* Goal:
Below are records. Copy every line with "name" in it.

(Figure record listings)
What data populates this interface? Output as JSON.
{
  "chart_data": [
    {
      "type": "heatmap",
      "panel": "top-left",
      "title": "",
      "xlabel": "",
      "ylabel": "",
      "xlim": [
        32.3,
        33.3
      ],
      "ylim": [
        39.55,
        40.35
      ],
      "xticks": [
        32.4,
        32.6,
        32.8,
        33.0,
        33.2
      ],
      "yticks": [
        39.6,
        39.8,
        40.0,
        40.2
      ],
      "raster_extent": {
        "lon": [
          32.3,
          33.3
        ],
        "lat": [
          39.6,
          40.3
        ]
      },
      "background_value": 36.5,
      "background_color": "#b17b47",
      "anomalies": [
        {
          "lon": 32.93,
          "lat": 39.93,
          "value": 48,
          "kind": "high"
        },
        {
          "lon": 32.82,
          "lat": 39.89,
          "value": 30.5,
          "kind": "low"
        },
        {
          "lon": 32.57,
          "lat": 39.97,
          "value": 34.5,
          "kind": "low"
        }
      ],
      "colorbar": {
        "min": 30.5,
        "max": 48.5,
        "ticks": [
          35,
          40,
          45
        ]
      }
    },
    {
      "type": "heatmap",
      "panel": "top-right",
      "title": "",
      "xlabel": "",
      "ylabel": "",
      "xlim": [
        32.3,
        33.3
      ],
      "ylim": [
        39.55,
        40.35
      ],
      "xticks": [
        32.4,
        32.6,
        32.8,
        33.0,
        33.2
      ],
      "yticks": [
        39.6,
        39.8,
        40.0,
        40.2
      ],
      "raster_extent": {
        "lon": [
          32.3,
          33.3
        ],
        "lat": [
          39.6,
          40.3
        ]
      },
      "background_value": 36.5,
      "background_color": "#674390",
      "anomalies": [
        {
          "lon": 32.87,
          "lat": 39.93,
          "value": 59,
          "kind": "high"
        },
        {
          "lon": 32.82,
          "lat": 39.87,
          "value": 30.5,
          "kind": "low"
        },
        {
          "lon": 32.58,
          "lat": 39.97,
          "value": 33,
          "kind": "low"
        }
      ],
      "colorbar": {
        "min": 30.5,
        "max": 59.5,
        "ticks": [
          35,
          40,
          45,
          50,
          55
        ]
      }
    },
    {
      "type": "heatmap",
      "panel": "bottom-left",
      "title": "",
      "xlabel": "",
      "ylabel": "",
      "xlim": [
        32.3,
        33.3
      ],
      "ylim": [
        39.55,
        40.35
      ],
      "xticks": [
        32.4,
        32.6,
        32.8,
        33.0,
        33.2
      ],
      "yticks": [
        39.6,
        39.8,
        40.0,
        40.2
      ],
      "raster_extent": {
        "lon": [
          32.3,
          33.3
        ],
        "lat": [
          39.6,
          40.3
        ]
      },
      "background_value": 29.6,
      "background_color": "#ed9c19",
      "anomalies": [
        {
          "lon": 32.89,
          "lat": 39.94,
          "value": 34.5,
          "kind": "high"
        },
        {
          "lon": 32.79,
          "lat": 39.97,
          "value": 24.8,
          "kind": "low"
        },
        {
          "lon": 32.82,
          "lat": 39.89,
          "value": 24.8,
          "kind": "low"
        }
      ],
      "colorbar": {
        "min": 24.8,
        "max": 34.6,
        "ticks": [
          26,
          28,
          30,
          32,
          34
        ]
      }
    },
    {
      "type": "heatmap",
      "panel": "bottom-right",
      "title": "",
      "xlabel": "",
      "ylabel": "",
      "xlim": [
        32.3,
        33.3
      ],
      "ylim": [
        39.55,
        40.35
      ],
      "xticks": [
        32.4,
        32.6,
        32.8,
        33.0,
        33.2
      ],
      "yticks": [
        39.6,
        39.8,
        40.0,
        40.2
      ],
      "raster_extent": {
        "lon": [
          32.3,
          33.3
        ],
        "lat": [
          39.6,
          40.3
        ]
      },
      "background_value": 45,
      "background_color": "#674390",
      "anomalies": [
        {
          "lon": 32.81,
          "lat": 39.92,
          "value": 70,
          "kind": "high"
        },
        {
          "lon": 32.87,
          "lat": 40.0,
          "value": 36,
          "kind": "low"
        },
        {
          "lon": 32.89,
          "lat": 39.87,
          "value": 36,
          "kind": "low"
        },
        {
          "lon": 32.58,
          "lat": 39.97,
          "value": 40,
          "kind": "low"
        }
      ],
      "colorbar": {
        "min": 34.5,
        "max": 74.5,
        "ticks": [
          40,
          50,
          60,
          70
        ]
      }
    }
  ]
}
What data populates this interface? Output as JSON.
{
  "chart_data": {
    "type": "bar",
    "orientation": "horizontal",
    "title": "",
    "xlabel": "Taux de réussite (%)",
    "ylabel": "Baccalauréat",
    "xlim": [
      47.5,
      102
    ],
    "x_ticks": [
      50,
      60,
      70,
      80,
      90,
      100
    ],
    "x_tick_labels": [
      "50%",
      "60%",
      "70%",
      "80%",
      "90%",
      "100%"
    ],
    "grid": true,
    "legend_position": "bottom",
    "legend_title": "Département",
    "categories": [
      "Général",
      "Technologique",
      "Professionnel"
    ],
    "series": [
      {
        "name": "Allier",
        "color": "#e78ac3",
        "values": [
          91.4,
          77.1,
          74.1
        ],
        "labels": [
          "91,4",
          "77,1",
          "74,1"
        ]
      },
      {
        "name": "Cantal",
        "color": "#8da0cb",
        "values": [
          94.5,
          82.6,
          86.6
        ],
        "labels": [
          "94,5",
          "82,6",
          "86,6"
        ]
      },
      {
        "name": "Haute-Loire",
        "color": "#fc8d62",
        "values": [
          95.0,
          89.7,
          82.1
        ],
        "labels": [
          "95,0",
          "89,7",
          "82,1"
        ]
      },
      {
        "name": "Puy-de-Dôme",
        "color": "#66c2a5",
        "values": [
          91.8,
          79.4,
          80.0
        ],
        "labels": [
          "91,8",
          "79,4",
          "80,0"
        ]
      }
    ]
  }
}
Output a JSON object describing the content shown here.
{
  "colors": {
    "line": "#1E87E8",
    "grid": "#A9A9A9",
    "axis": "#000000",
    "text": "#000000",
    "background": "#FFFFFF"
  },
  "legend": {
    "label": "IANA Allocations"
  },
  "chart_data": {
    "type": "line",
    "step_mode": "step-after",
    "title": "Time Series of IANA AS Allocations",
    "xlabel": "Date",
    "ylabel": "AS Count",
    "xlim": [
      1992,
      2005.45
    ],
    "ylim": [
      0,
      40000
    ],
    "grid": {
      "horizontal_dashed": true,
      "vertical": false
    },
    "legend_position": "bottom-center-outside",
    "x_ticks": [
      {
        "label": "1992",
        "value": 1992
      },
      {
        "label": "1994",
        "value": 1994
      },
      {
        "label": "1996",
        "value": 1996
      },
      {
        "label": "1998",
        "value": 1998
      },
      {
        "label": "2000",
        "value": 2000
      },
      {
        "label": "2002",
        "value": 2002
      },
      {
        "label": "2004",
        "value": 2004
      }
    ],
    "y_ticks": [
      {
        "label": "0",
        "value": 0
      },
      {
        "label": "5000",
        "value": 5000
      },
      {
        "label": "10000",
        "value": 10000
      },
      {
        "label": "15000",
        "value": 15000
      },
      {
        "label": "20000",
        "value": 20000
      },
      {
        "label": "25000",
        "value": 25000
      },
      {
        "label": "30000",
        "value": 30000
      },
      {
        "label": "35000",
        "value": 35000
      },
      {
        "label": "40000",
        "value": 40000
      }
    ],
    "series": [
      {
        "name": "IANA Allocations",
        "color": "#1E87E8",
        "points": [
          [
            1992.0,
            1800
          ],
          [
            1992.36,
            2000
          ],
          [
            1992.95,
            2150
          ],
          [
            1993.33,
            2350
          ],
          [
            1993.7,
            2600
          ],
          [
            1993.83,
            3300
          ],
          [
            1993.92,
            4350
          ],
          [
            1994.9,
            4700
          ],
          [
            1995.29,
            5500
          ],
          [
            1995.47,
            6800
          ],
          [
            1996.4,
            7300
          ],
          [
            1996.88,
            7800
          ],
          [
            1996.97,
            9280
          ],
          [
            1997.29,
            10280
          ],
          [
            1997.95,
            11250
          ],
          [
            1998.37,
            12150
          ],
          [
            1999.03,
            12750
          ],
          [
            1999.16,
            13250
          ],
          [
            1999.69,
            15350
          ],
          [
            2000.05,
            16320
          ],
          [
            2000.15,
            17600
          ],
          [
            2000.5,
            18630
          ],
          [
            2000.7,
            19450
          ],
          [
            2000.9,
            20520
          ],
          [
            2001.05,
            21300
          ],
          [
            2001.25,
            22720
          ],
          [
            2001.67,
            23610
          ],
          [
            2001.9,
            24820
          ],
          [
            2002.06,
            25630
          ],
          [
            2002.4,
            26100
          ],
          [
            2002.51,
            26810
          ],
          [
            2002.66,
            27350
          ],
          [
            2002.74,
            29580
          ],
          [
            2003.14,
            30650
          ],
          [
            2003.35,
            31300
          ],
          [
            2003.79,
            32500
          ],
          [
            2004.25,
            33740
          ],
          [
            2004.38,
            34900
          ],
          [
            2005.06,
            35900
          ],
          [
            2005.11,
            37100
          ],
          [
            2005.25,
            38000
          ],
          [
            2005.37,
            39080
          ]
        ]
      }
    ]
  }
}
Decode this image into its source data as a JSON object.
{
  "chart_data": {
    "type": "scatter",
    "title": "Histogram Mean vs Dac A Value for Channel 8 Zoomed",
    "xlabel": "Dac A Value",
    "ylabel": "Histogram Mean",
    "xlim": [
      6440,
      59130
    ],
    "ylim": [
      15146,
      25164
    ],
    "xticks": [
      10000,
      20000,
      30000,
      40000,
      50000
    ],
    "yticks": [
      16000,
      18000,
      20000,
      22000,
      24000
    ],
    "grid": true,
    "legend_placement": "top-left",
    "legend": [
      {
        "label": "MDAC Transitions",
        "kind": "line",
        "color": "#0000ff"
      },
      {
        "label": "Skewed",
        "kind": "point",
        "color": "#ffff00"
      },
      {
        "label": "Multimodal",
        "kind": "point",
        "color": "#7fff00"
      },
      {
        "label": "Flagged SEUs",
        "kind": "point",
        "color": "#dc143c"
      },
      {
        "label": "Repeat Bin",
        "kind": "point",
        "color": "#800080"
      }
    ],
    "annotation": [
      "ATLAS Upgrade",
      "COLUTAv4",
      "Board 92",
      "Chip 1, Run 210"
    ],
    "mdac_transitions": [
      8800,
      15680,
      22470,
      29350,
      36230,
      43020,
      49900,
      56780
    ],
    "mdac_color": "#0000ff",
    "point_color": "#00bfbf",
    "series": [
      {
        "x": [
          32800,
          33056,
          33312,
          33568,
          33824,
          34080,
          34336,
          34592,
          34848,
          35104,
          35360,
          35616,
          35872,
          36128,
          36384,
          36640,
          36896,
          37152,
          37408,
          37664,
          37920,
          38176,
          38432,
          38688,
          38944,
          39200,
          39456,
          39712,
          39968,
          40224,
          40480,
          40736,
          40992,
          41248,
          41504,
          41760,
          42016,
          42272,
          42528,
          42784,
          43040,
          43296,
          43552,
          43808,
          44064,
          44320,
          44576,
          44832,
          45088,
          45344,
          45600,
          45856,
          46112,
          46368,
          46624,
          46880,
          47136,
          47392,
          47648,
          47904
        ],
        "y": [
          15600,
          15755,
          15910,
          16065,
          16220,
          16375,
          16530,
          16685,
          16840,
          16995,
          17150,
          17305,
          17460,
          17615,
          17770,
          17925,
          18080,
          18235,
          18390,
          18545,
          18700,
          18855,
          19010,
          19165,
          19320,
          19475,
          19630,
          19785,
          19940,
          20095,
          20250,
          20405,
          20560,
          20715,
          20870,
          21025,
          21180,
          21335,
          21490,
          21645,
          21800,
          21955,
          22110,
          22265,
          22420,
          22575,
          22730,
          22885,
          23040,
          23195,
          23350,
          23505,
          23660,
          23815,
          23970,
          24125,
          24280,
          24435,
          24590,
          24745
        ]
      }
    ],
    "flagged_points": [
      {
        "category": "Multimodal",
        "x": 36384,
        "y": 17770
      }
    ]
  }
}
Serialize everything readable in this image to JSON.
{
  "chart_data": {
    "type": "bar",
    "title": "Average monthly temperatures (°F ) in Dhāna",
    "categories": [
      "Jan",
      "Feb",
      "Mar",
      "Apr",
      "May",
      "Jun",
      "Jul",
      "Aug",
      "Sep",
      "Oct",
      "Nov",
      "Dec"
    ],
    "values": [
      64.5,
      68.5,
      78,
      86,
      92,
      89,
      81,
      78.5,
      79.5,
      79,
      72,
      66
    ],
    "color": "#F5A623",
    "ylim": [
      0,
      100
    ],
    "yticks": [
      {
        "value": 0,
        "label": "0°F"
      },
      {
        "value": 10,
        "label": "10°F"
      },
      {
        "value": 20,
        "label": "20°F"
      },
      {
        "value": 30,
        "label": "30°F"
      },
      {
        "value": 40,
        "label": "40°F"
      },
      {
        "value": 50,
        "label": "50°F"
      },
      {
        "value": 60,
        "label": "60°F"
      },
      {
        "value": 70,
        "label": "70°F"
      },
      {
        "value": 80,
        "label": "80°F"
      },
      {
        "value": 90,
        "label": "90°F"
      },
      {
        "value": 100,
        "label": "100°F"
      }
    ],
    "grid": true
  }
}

* Expected output:
        "name": "Allier",
        "name": "Cantal",
        "name": "Haute-Loire",
        "name": "Puy-de-Dôme",
        "name": "IANA Allocations",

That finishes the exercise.